● **Work instructions**
Extract every line of the material that holds the string "ветровала".

==== Task data

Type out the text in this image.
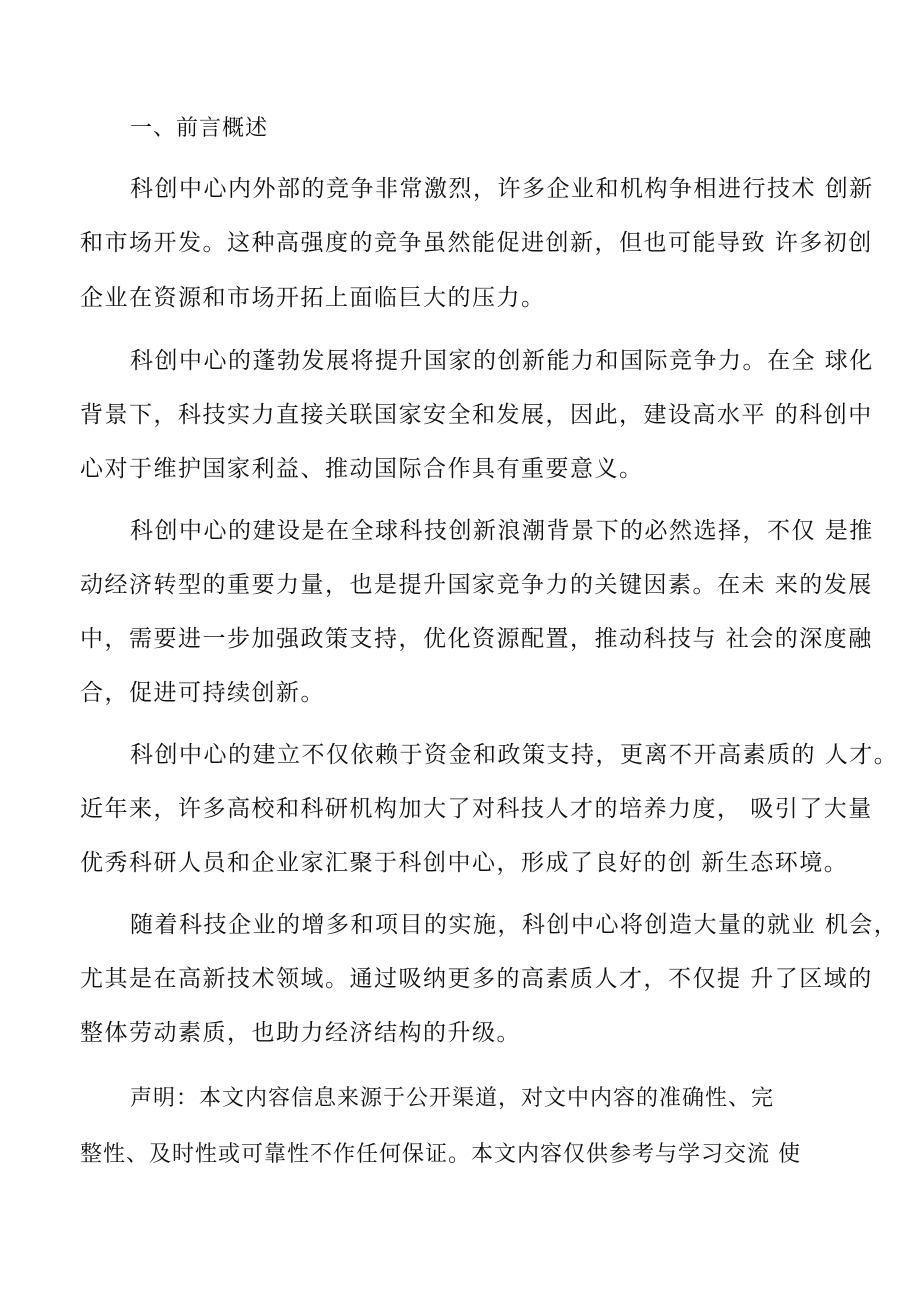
一、前言概述
科创中心内外部的竞争非常激烈，许多企业和机构争相进行技术 创新
和市场开发。这种高强度的竞争虽然能促进创新，但也可能导致 许多初创
企业在资源和市场开拓上面临巨大的压力。
科创中心的蓬勃发展将提升国家的创新能力和国际竞争力。在全 球化
背景下，科技实力直接关联国家安全和发展，因此，建设高水平 的科创中
心对于维护国家利益、推动国际合作具有重要意义。
科创中心的建设是在全球科技创新浪潮背景下的必然选择，不仅 是推
动经济转型的重要力量，也是提升国家竞争力的关键因素。在未 来的发展
中，需要进一步加强政策支持，优化资源配置，推动科技与 社会的深度融
合，促进可持续创新。
科创中心的建立不仅依赖于资金和政策支持，更离不开高素质的 人才。
近年来，许多高校和科研机构加大了对科技人才的培养力度， 吸引了大量
优秀科研人员和企业家汇聚于科创中心，形成了良好的创 新生态环境。
随着科技企业的增多和项目的实施，科创中心将创造大量的就业 机会，
尤其是在高新技术领域。通过吸纳更多的高素质人才，不仅提 升了区域的
整体劳动素质，也助力经济结构的升级。
声明：本文内容信息来源于公开渠道，对文中内容的准确性、完
整性、及时性或可靠性不作任何保证。本文内容仅供参考与学习交流 使
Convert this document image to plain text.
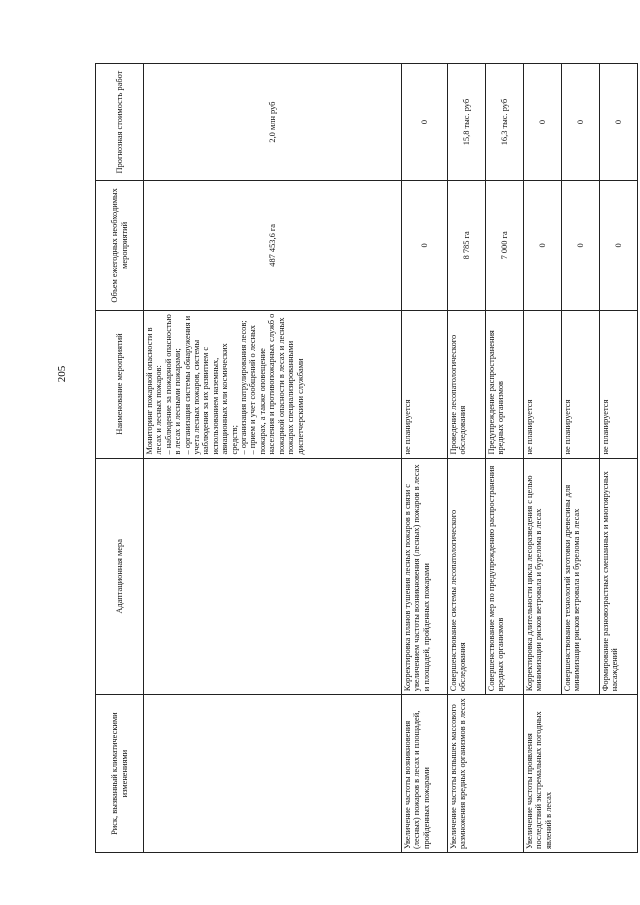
205
Риск, вызванный климатическими изменениями	Адаптационная мера	Наименование мероприятий	Объем ежегодных необходимых мероприятий	Прогнозная стоимость работ

		Мониторинг пожарной опасности в лесах и лесных пожаров: – наблюдение за пожарной опасностью в лесах и лесными пожарами; – организация системы обнаружения и учета лесных пожаров, системы наблюдения за их развитием с использованием наземных, авиационных или космических средств; – организация патрулирования лесов; – прием и учет сообщений о лесных пожарах, а также оповещение населения и противопожарных служб о пожарной опасности в лесах и лесных пожарах специализированными диспетчерскими службами	487 453,6 га	2,0 млн руб
Увеличение частоты возникновения (лесных) пожаров в лесах и площадей, пройденных пожарами	Корректировка планов тушения лесных пожаров в связи с увеличением частоты возникновения (лесных) пожаров в лесах и площадей, пройденных пожарами	не планируется	0	0
Увеличение частоты вспышек массового размножения вредных организмов в лесах	Совершенствование системы лесопатологического обследования	Проведение лесопатологического обследования	8 785 га	15,8 тыс. руб
	Совершенствование мер по предупреждению распространения вредных организмов	Предупреждение распространения вредных организмов	7 000 га	16,3 тыс. руб
Увеличение частоты проявления последствий экстремальных погодных явлений в лесах	Корректировка длительности цикла лесоразведения с целью минимизации рисков ветровала и бурелома в лесах	не планируется	0	0
	Совершенствование технологий заготовки древесины для минимизации рисков ветровала и бурелома в лесах	не планируется	0	0
	Формирование разновозрастных смешанных и многоярусных насаждений	не планируется	0	0
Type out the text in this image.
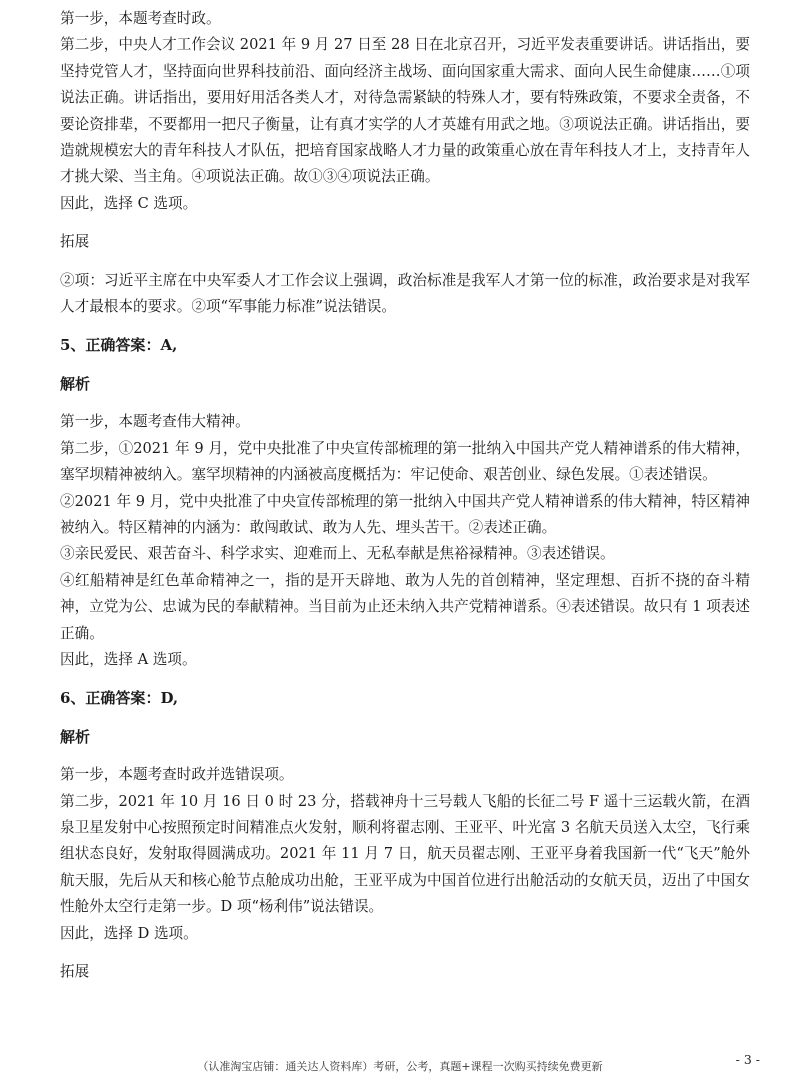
第一步，本题考查时政。

第二步，中央人才工作会议 2021 年 9 月 27 日至 28 日在北京召开，习近平发表重要讲话。讲话指出，要坚持党管人才，坚持面向世界科技前沿、面向经济主战场、面向国家重大需求、面向人民生命健康……①项说法正确。讲话指出，要用好用活各类人才，对待急需紧缺的特殊人才，要有特殊政策，不要求全责备，不要论资排辈，不要都用一把尺子衡量，让有真才实学的人才英雄有用武之地。③项说法正确。讲话指出，要造就规模宏大的青年科技人才队伍，把培育国家战略人才力量的政策重心放在青年科技人才上，支持青年人才挑大梁、当主角。④项说法正确。故①③④项说法正确。

因此，选择 C 选项。

拓展

②项：习近平主席在中央军委人才工作会议上强调，政治标准是我军人才第一位的标准，政治要求是对我军人才最根本的要求。②项“军事能力标准”说法错误。

5、正确答案：A,

解析

第一步，本题考查伟大精神。

第二步，①2021 年 9 月，党中央批准了中央宣传部梳理的第一批纳入中国共产党人精神谱系的伟大精神，塞罕坝精神被纳入。塞罕坝精神的内涵被高度概括为：牢记使命、艰苦创业、绿色发展。①表述错误。

②2021 年 9 月，党中央批准了中央宣传部梳理的第一批纳入中国共产党人精神谱系的伟大精神，特区精神被纳入。特区精神的内涵为：敢闯敢试、敢为人先、埋头苦干。②表述正确。

③亲民爱民、艰苦奋斗、科学求实、迎难而上、无私奉献是焦裕禄精神。③表述错误。

④红船精神是红色革命精神之一，指的是开天辟地、敢为人先的首创精神，坚定理想、百折不挠的奋斗精神，立党为公、忠诚为民的奉献精神。当目前为止还未纳入共产党精神谱系。④表述错误。故只有 1 项表述正确。

因此，选择 A 选项。

6、正确答案：D,

解析

第一步，本题考查时政并选错误项。

第二步，2021 年 10 月 16 日 0 时 23 分，搭载神舟十三号载人飞船的长征二号 F 遥十三运载火箭，在酒泉卫星发射中心按照预定时间精准点火发射，顺利将翟志刚、王亚平、叶光富 3 名航天员送入太空，飞行乘组状态良好，发射取得圆满成功。2021 年 11 月 7 日，航天员翟志刚、王亚平身着我国新一代“飞天”舱外航天服，先后从天和核心舱节点舱成功出舱，王亚平成为中国首位进行出舱活动的女航天员，迈出了中国女性舱外太空行走第一步。D 项“杨利伟”说法错误。

因此，选择 D 选项。

拓展

- 3 -
（认准淘宝店铺：通关达人资料库）考研，公考，真题+课程一次购买持续免费更新
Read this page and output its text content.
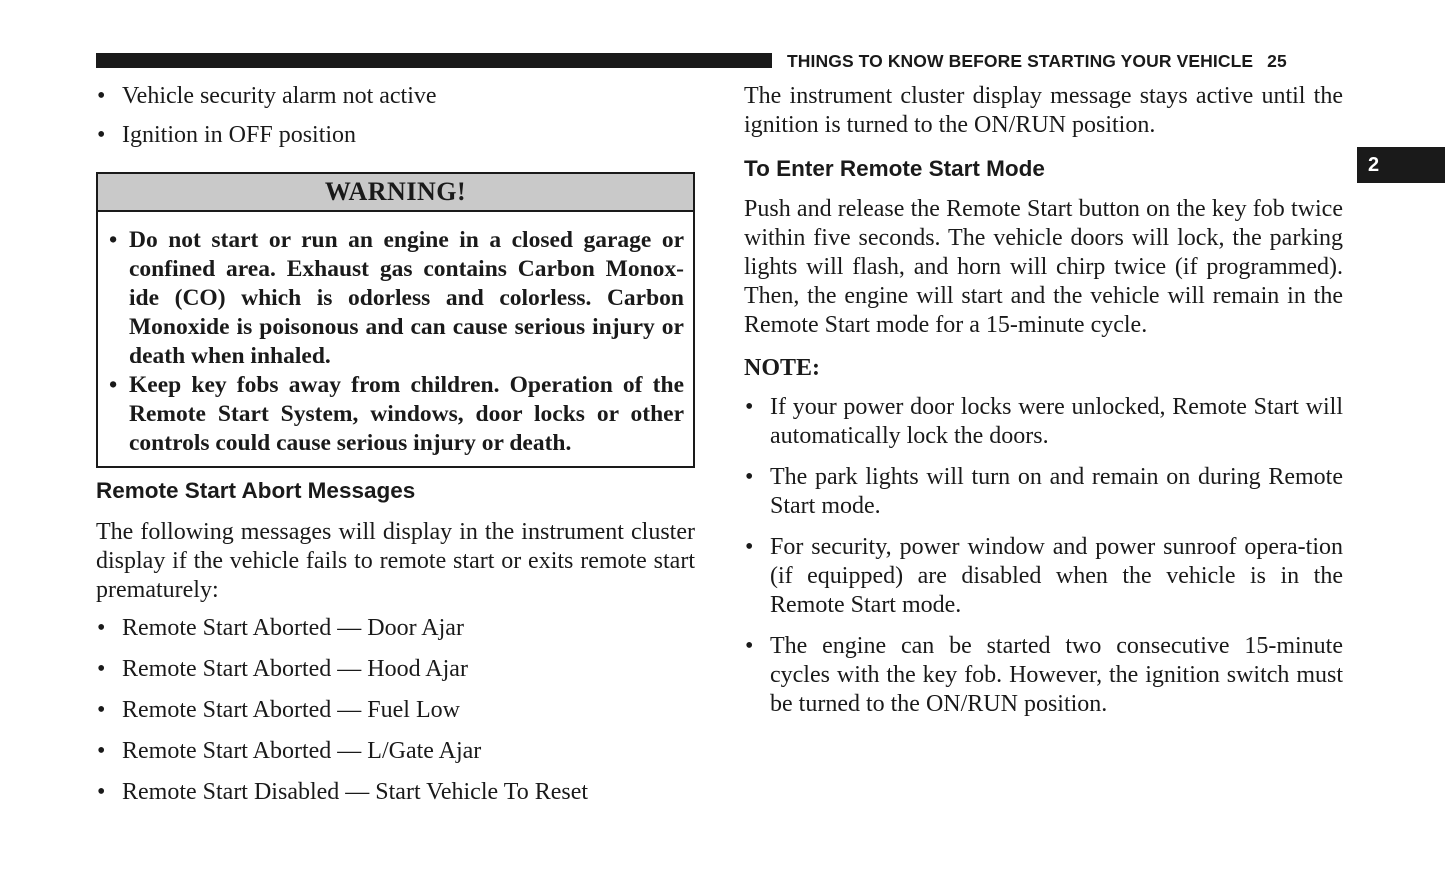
THINGS TO KNOW BEFORE STARTING YOUR VEHICLE 25
2
• Vehicle security alarm not active
• Ignition in OFF position
WARNING!
• Do not start or run an engine in a closed garage or confined area. Exhaust gas contains Carbon Monox-ide (CO) which is odorless and colorless. Carbon Monoxide is poisonous and can cause serious injury or death when inhaled.
• Keep key fobs away from children. Operation of the Remote Start System, windows, door locks or other controls could cause serious injury or death.
Remote Start Abort Messages

The following messages will display in the instrument cluster display if the vehicle fails to remote start or exits remote start prematurely:

• Remote Start Aborted — Door Ajar
• Remote Start Aborted — Hood Ajar
• Remote Start Aborted — Fuel Low
• Remote Start Aborted — L/Gate Ajar
• Remote Start Disabled — Start Vehicle To Reset

The instrument cluster display message stays active until the ignition is turned to the ON/RUN position.

To Enter Remote Start Mode

Push and release the Remote Start button on the key fob twice within five seconds. The vehicle doors will lock, the parking lights will flash, and horn will chirp twice (if programmed). Then, the engine will start and the vehicle will remain in the Remote Start mode for a 15-minute cycle.

NOTE:

• If your power door locks were unlocked, Remote Start will automatically lock the doors.
• The park lights will turn on and remain on during Remote Start mode.
• For security, power window and power sunroof opera-tion (if equipped) are disabled when the vehicle is in the Remote Start mode.
• The engine can be started two consecutive 15-minute cycles with the key fob. However, the ignition switch must be turned to the ON/RUN position.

========

● **Result of the exercise**
Увеличение частоты проявления последствий экстремальных погодных явлений в лесах	Корректировка длительности цикла лесоразведения с целью минимизации рисков ветровала и бурелома в лесах	не планируется	0	0
	Совершенствование технологий заготовки древесины для минимизации рисков ветровала и бурелома в лесах	не планируется	0	0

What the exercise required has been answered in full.